• Text to read

:::

"Ben Nagy" <[EMAIL PROTECTED]> writes:
> I'm a bumbling crypto enthusiast as a sideline to my other, real, areas of
> security expertise. Recently a discussion came up on firewall-wizards about
> passively sniffing SSL traffic by a third party, using a copy of the server
> cert (for, eg, IDS purposes).
Yep. ssldump (http://www.rtfm.com/ssldump), for instance, will
do this.

> There was some question about whether this is possible for connections that
> use client-certs, since it looks to me from the spec that those connections
> should be using one of the Diffie Hellman cipher suites, which is obviously
> not vulnerable to a passive sniffing 'attack'.
Client certificates and DH key exchange are orthogonal. Client auth
looks just like non client auth SSL except that the client signs
some data with its private key and provides its certificate. In general
it has no effect on the keying material. It's true that there is a mode
where the shared key is derived from the client and server's DH shares
in their certificates (static DH) but to a first order it's never used.

> However, I was wondering why the implementors chose the construction used
> with the RSA suites, where the client PMS is encrypted with the server's
> public key and sent along - it seems to make this kind of escrowed passive
> sniffing very easy. I can't think why they didn't use something based on DH
> - sure you only authenticate one side of the connection, but who cares? Was
> it simply to save one setup packet?

:::

• Data shown
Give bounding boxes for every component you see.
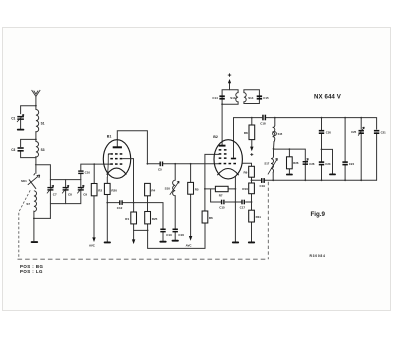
wire B1 grid lead right (122, 159, 133, 203)
node detector rail junction (251, 179, 253, 181)
coil S10 (oscillator, adjustable) (165, 180, 180, 196)
wire detector rail (252, 179, 377, 181)
capacitor C13 (160, 229, 172, 238)
svg-text:C24: C24 (349, 162, 355, 166)
resistor R8 (244, 125, 255, 140)
resistor R9 (244, 166, 255, 177)
svg-text:C19: C19 (260, 184, 266, 188)
svg-text:R8: R8 (244, 131, 248, 135)
wire C21 column (376, 133, 378, 181)
svg-text:C15: C15 (219, 205, 225, 209)
svg-text:C16: C16 (178, 233, 184, 237)
svg-text:C5: C5 (158, 167, 162, 171)
svg-text:C18: C18 (260, 121, 266, 125)
capacitor C1 (aerial trimmer) (11, 114, 24, 122)
wire R5 top (190, 164, 192, 183)
wire C24 column (344, 118, 346, 181)
svg-text:R5: R5 (195, 187, 199, 191)
capacitor C24 (342, 161, 354, 166)
wire S17 bottom lead (272, 173, 274, 181)
capacitor C16 (173, 229, 185, 238)
wire top rail right of C18 (266, 118, 376, 130)
wire R5 bottom to AVC arrow (190, 194, 192, 236)
svg-text:R11: R11 (256, 215, 262, 219)
node cathode rail junction (106, 202, 108, 204)
trimmer capacitor C8 (62, 185, 72, 196)
wire C26 to detector rail (304, 164, 306, 180)
svg-text:R30084: R30084 (310, 254, 326, 258)
ground (below B2 cathode) (232, 242, 239, 244)
node S17 bottom junction (272, 179, 274, 181)
capacitor C17 (240, 200, 246, 210)
node C20 column junctions (321, 117, 323, 119)
wire IF left tank box (222, 90, 238, 105)
svg-text:R1: R1 (125, 217, 129, 221)
wire C15 C17 rail (211, 201, 252, 203)
svg-text:C8: C8 (68, 192, 72, 196)
svg-text:R6: R6 (209, 216, 213, 220)
arrow and + (below R8) (250, 147, 253, 156)
wire C16 to ground (174, 231, 176, 239)
coil S3 (36, 142, 39, 158)
wire B2 screen to top rail (234, 118, 262, 158)
wire ground branch (322, 149, 333, 173)
wire B2 anode to IF tank (221, 104, 223, 144)
capacitor C19 (detector coupling) (260, 178, 266, 188)
capacitor C18 (series in rail) (260, 115, 266, 126)
svg-text:POS : LG: POS : LG (20, 269, 43, 274)
wire R9 to R10 (251, 177, 253, 183)
resistor R10 (242, 183, 254, 194)
node choke rail junction (274, 117, 276, 119)
svg-text:S14: S14 (248, 96, 254, 100)
svg-text:B1: B1 (107, 135, 112, 139)
wire R26 top lead (288, 149, 290, 157)
node tank junction (35, 139, 37, 141)
wire trimmer bottom rail (50, 191, 80, 204)
node detector rail junctions (304, 179, 306, 181)
node S7 junction (33, 218, 35, 220)
wire S10 top (174, 164, 176, 180)
node R26 junction (289, 148, 291, 150)
svg-text:C21: C21 (381, 130, 387, 134)
capacitor C12 (117, 200, 123, 210)
node R1 R25 tie junction (147, 230, 149, 232)
svg-text:C17: C17 (240, 205, 246, 209)
svg-text:R10: R10 (242, 187, 248, 191)
wire coupling rail B1 to B2 (147, 163, 218, 165)
dashed chassis box (18, 182, 269, 259)
svg-text:C25: C25 (351, 130, 357, 134)
wire node junction to trimmer top rail (35, 165, 80, 180)
resistor R6 (202, 211, 213, 223)
node R1 top junction (133, 202, 135, 204)
wire S7 bottom to ground (33, 211, 35, 241)
ground (below S7 tuning section) (31, 241, 38, 243)
wire R7 left lead (205, 188, 216, 190)
node C25 rail junction (360, 117, 362, 119)
wire antenna lead (35, 96, 37, 109)
AVC arrow (below R2) (89, 237, 96, 248)
wire R8 arrow shaft (251, 140, 253, 147)
wire R1 top (133, 203, 135, 212)
wire C20 C23 column (321, 118, 323, 181)
node antenna C1 junction (35, 105, 37, 107)
wire R20 bottom to ground (106, 195, 108, 242)
node S10 junction (174, 163, 176, 165)
resistor R20 (104, 183, 117, 194)
wire cathode rail to C13 (107, 203, 163, 229)
mechanical link (dashed) to tuning (19, 190, 30, 212)
wire S10 bottom to C16 (174, 196, 176, 229)
svg-text:C13: C13 (166, 233, 172, 237)
wire R7 stub to C15 rail (210, 189, 212, 202)
node R5 junction (190, 163, 192, 165)
wire R1 bottom tie (134, 224, 148, 231)
svg-text:C3: C3 (11, 148, 15, 152)
svg-text:R25: R25 (152, 217, 158, 221)
wire R11 to ground (251, 222, 253, 241)
ground (below C1) (17, 129, 24, 131)
svg-text:C14: C14 (212, 96, 218, 100)
svg-text:R26: R26 (293, 161, 299, 165)
wire supply arrow shaft (229, 83, 231, 90)
ground (below R11) (248, 242, 255, 244)
svg-text:S7: S7 (26, 202, 30, 206)
antenna (32, 90, 41, 96)
tube B2 (213, 135, 242, 179)
svg-text:C26: C26 (309, 162, 315, 166)
resistor R2 (91, 184, 102, 196)
wire C25 trimmer column (360, 118, 362, 181)
coil S1 (36, 110, 39, 132)
svg-text:C1: C1 (11, 117, 15, 121)
wire R2 bottom to AVC arrow (93, 196, 95, 237)
resistor R4 (145, 183, 156, 195)
ground (below C16) (172, 240, 179, 242)
capacitor C23 (319, 161, 331, 166)
node R4 junction (147, 163, 149, 165)
svg-text:S13: S13 (230, 96, 236, 100)
capacitor C10 (78, 170, 90, 174)
svg-text:Fig.9: Fig.9 (311, 211, 326, 218)
svg-text:NX 644 V: NX 644 V (314, 94, 342, 101)
wire B2 cathode to ground (234, 177, 236, 242)
svg-text:C20: C20 (326, 130, 332, 134)
trimmer capacitor C7 (47, 185, 57, 196)
ground (below R20) (104, 242, 111, 244)
svg-text:R2: R2 (98, 189, 102, 193)
coil S7 (34, 191, 37, 212)
tube B1 (103, 135, 130, 179)
svg-text:R9: R9 (244, 171, 248, 175)
node C24 rail junction (344, 117, 346, 119)
coil S17 (adjustable) (264, 156, 277, 174)
resistor R7 (horizontal) (215, 186, 228, 197)
wire IF right tank box (244, 90, 260, 104)
wire C8 leads (65, 180, 67, 204)
node R8 rail junction (251, 117, 253, 119)
svg-text:C9: C9 (83, 192, 87, 196)
node grid junction (93, 163, 95, 165)
svg-text:S10: S10 (165, 187, 171, 191)
svg-text:S17: S17 (264, 161, 269, 165)
label POS BG / POS LG (20, 264, 43, 274)
node cathode junctions (235, 188, 237, 190)
node S17 top junction (273, 148, 275, 150)
wire AVC detector line (274, 149, 306, 161)
wire R25 bottom to R6 bottom (148, 223, 205, 248)
arrow (below R1) (132, 239, 135, 244)
resistor R5 (188, 182, 199, 194)
wire R2 top (93, 164, 95, 183)
node C15 rail junction (251, 201, 253, 203)
wire antenna junction to C1 (21, 106, 36, 114)
svg-text:S15: S15 (278, 132, 283, 136)
capacitor C21 (374, 130, 386, 134)
wire S7 column to trimmer bottom rail (34, 217, 51, 219)
node R7 left junction (204, 188, 206, 190)
wire B1 anode top loop (117, 131, 147, 164)
wire tank top (21, 139, 36, 146)
wire C7 lead (49, 180, 51, 187)
switch SK1 (band switch BG/LG) (28, 173, 40, 184)
IF transformer coil S14 (244, 93, 246, 102)
resistor R26 (287, 157, 299, 169)
svg-text:S1: S1 (41, 122, 45, 126)
svg-text:C15: C15 (263, 96, 269, 100)
svg-text:S3: S3 (41, 148, 45, 152)
wire C9 lead (80, 180, 82, 187)
trimmer capacitor C25 (351, 127, 364, 136)
svg-text:C12: C12 (117, 206, 123, 210)
trimmer capacitor C9 (77, 185, 87, 196)
wire C1 to ground (20, 120, 22, 129)
svg-text:C7: C7 (53, 192, 57, 196)
capacitor C5 (158, 162, 163, 172)
svg-text:B2: B2 (213, 135, 218, 139)
IF transformer capacitor C15b (257, 95, 269, 100)
IF transformer capacitor C14 (212, 95, 224, 100)
IF transformer coil S13 (236, 93, 238, 102)
wire R8 top lead (251, 118, 253, 125)
svg-text:R20: R20 (111, 188, 117, 192)
wire R10 to C15 rail (251, 194, 253, 211)
node IF tank junction (221, 103, 223, 105)
wire switch lower stub (29, 180, 36, 189)
choke coil S15 (272, 125, 282, 141)
wire B2 anode lead to R9 (242, 163, 251, 166)
capacitor C20 (319, 130, 332, 134)
svg-text:AVC: AVC (186, 243, 193, 247)
svg-text:R4: R4 (151, 188, 155, 192)
resistor R11 (249, 210, 262, 222)
capacitor C15 (219, 200, 225, 210)
wire tank to switch (35, 157, 37, 174)
wire R1 arrow shaft (133, 230, 135, 240)
wire R20 top to tube B1 (106, 177, 108, 183)
AVC arrow (below R5) (186, 236, 193, 247)
capacitor C3 (11, 147, 24, 152)
wire R4 to R25 (147, 196, 149, 212)
wire oscillator grid line (205, 154, 219, 211)
ground (below R26) (286, 174, 293, 176)
svg-text:C23: C23 (325, 162, 331, 166)
ground (right bypass) (329, 174, 336, 176)
wire C10 column (81, 164, 111, 180)
wire choke S15 leads (274, 118, 275, 149)
capacitor C26 (electrolytic) (303, 158, 315, 165)
wire S1 to tank junction (35, 132, 37, 142)
supply + arrow (228, 73, 231, 83)
svg-text:AVC: AVC (89, 244, 96, 248)
wire tank bottom (21, 152, 36, 158)
wire S17 top lead (273, 149, 275, 156)
resistor R1 (125, 212, 136, 224)
wire R26 to ground (288, 169, 290, 174)
svg-text:R7: R7 (219, 194, 223, 198)
svg-text:SK1: SK1 (21, 179, 27, 183)
resistor R25 (145, 212, 158, 224)
wire C7 column down (49, 191, 51, 219)
svg-text:C10: C10 (85, 171, 91, 175)
wire C13 to ground (162, 231, 164, 240)
wire R7 right lead (228, 188, 235, 190)
ground (below C13) (159, 241, 166, 243)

:::

• Brief
Write what comes next in the mailing-list reply about passively sniffing SSL traffic, picking up right after its last quoted line. The data has nothing to do with this.

• Response to this task
The environment in which SSL was designed to operate was one where 
in general only the server would have a certificate. In this environment,
there are approximately three different approaches:

1. Use RSA as in the current approach.
2. Have the server's DH key in its certificate and the client generates
   a random DH key for each connection. 
3. Have the server generate a new DH key for each connection and 
   sign it with its long-term key.

Now, modes (1) and (2) both have the property that someone with the
server's private key can recover the connection plaintext (you only
need one of the DH shares to recover the shared DH key). Only mode
(3) has the property (called Perfect Forward Secrecy) that having
the long-term key doesn't let you get access to the plaintext.

SSL has all three of these modes, actually, so perhaps the question
you want to ask is why noone uses #3. The main argument against it is
that it's about half as fast (on the server) in the best case because
you need to do both a signature and a key exchange operation.
On the client it's *much* slower because RSA public-key encryption
is very fast (private-key decryption is much slower). 

For obvious reasons, the server operators want to minimize costs
on their side and since they're the ones who would be in a position
to mount this kind of attack, they're probably not overly concerned
about it. And since the users don't demand it...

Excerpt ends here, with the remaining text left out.